_Exercise_.
Return all lines from the listing below in which the string "this" occurs.

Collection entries
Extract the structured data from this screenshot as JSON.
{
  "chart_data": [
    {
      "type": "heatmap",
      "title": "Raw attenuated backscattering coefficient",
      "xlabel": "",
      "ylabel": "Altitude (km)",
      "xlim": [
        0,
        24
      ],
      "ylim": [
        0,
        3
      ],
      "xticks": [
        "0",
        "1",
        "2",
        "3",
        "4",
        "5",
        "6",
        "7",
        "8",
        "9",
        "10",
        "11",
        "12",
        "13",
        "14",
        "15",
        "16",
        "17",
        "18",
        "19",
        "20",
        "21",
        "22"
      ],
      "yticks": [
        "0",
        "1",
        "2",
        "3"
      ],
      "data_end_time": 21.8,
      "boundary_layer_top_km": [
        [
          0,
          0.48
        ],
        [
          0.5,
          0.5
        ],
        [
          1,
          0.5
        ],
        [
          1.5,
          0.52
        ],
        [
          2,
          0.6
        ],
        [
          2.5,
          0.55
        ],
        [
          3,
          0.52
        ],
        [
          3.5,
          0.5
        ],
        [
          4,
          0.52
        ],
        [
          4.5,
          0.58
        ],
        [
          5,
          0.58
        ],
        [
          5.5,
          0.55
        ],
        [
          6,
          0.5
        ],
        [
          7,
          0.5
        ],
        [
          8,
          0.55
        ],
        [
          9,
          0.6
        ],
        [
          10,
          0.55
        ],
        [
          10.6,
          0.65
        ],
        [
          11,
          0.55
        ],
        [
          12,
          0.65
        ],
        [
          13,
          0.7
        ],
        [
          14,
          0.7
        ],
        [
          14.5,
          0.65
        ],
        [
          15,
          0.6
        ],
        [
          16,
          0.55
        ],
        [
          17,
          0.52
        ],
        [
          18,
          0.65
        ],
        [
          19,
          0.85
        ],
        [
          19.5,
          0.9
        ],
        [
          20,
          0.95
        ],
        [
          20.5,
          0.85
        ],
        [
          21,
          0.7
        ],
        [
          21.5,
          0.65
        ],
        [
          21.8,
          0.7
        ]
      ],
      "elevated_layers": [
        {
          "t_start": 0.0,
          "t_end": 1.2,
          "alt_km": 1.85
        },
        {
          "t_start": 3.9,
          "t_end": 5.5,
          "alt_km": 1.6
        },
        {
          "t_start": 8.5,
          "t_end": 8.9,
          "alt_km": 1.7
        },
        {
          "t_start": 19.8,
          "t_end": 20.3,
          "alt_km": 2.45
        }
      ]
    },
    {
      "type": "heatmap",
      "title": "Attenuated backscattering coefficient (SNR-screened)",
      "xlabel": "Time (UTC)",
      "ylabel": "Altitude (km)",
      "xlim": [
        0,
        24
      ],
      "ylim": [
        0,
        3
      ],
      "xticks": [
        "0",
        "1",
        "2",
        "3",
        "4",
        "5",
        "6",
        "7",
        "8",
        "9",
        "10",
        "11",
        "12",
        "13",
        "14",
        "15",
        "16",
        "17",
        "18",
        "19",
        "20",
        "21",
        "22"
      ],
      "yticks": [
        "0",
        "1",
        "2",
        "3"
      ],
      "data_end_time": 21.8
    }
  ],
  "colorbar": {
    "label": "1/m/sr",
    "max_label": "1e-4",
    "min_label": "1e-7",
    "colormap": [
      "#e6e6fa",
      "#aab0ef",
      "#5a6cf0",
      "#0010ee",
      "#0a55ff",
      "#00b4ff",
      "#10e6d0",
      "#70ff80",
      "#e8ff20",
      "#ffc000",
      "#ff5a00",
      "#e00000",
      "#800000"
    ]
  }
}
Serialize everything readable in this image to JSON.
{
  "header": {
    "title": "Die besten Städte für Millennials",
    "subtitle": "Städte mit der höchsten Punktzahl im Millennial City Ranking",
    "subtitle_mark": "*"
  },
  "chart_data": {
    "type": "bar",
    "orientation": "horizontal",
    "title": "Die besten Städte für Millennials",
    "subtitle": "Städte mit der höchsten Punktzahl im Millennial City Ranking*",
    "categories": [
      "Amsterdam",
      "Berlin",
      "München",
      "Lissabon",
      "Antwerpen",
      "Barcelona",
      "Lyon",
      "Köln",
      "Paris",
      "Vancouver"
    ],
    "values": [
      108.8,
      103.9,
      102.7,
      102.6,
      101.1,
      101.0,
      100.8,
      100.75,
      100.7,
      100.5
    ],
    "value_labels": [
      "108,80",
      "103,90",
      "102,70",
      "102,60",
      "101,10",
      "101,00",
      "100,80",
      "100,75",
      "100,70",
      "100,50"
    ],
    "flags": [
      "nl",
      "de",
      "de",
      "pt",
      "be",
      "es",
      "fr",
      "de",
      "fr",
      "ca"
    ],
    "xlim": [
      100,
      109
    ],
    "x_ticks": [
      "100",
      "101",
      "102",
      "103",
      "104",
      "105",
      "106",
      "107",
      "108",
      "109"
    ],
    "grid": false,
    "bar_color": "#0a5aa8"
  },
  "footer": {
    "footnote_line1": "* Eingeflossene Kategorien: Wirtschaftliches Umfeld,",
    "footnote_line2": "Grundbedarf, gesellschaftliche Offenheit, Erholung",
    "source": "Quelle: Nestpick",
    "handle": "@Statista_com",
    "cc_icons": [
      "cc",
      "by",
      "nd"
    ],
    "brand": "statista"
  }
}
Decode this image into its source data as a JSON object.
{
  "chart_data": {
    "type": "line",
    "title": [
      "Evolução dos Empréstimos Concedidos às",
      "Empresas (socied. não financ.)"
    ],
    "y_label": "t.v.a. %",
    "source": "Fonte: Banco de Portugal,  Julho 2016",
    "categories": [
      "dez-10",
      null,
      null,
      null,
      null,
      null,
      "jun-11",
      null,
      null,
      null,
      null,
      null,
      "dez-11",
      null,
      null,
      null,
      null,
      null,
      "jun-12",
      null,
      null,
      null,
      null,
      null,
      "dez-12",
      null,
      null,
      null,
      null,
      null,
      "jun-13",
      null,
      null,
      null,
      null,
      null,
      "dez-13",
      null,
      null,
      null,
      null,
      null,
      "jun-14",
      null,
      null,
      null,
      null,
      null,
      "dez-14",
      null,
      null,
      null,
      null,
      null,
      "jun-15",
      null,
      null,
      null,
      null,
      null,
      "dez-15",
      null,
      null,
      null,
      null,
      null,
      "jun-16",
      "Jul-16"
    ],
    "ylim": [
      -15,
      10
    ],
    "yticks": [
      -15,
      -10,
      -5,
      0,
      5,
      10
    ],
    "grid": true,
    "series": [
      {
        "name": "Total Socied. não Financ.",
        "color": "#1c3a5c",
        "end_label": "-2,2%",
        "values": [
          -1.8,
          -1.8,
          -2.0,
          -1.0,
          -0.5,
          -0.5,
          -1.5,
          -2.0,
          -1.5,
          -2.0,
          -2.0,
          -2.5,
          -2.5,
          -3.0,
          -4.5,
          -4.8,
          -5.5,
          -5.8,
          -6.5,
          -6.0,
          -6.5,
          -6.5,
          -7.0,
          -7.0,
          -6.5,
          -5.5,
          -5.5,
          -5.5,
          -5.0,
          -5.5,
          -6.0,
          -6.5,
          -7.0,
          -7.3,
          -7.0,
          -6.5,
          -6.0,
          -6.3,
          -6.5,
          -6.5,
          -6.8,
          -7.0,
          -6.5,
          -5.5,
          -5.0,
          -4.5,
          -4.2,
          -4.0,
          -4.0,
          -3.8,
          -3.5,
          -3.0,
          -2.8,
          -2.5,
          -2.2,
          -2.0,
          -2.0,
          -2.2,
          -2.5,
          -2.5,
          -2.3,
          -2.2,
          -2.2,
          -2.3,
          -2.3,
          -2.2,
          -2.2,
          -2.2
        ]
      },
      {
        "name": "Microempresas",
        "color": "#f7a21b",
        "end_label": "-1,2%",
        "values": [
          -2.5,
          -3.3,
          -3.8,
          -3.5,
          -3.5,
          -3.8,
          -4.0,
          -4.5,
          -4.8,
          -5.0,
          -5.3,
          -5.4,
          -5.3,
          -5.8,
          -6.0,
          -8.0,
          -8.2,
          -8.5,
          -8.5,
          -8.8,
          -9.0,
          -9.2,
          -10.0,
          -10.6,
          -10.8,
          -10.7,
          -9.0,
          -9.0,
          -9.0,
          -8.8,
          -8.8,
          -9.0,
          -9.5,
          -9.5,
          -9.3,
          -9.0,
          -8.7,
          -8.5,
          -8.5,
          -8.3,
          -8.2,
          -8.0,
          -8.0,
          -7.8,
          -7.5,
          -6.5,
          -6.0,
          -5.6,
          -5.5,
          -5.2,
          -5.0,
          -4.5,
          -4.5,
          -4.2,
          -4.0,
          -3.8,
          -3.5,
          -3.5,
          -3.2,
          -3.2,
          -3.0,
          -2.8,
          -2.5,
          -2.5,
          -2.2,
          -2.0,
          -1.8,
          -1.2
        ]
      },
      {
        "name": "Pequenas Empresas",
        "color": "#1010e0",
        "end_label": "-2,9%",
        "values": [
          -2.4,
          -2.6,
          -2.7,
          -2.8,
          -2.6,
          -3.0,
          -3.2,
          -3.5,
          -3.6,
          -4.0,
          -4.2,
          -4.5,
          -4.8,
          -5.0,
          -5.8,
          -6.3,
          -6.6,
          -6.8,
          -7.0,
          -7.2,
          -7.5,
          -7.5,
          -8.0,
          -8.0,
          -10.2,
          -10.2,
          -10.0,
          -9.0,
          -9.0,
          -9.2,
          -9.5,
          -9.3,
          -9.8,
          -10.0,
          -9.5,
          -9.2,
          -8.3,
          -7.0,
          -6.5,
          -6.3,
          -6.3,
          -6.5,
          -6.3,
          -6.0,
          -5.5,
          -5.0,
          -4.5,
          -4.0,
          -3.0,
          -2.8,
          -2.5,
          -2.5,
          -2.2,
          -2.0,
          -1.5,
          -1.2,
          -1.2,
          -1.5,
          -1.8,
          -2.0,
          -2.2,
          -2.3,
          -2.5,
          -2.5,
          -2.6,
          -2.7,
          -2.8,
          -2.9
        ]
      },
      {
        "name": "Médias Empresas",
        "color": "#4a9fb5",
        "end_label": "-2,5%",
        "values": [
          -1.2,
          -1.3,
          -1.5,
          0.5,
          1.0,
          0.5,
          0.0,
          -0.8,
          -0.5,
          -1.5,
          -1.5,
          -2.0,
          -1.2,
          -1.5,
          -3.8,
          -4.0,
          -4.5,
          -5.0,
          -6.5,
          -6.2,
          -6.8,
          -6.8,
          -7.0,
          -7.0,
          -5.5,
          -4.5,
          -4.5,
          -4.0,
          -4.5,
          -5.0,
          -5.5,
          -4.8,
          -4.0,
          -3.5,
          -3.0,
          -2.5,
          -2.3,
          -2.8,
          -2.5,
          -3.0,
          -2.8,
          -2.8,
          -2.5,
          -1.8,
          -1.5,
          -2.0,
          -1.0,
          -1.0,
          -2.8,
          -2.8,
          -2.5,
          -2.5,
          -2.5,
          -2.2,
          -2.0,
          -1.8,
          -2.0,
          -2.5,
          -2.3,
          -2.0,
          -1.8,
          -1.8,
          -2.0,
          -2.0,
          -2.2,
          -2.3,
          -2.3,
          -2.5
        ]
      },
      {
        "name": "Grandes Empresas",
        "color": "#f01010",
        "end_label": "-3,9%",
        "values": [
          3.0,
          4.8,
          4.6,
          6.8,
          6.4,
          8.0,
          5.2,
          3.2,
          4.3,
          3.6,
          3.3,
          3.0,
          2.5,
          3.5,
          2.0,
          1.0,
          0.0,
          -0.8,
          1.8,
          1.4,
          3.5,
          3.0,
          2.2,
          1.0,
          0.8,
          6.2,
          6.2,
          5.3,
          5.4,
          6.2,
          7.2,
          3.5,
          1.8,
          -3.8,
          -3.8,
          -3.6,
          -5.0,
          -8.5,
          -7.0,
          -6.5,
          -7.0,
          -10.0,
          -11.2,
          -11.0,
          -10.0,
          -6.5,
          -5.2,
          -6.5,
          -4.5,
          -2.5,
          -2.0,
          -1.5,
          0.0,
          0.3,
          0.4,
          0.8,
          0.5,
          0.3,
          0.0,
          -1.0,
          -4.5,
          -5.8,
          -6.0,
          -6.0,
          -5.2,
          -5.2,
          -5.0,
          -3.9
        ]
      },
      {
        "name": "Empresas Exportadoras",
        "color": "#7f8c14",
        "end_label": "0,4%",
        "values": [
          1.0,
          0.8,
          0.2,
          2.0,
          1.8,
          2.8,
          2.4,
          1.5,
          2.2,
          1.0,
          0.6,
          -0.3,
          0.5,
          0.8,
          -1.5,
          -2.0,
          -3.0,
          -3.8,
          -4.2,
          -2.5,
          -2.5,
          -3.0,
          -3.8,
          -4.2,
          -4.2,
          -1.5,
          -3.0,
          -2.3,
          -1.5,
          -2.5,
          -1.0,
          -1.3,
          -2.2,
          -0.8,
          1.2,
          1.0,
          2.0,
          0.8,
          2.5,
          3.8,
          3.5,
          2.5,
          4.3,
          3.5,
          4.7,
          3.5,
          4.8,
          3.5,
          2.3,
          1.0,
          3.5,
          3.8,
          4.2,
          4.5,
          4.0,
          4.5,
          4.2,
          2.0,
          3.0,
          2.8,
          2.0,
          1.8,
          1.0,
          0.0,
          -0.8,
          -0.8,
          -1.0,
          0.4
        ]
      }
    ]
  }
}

_Problem solution_.
Extract the structured data from this screenshot as JSON.
Serialize everything readable in this image to JSON.
Decode this image into its source data as a JSON object.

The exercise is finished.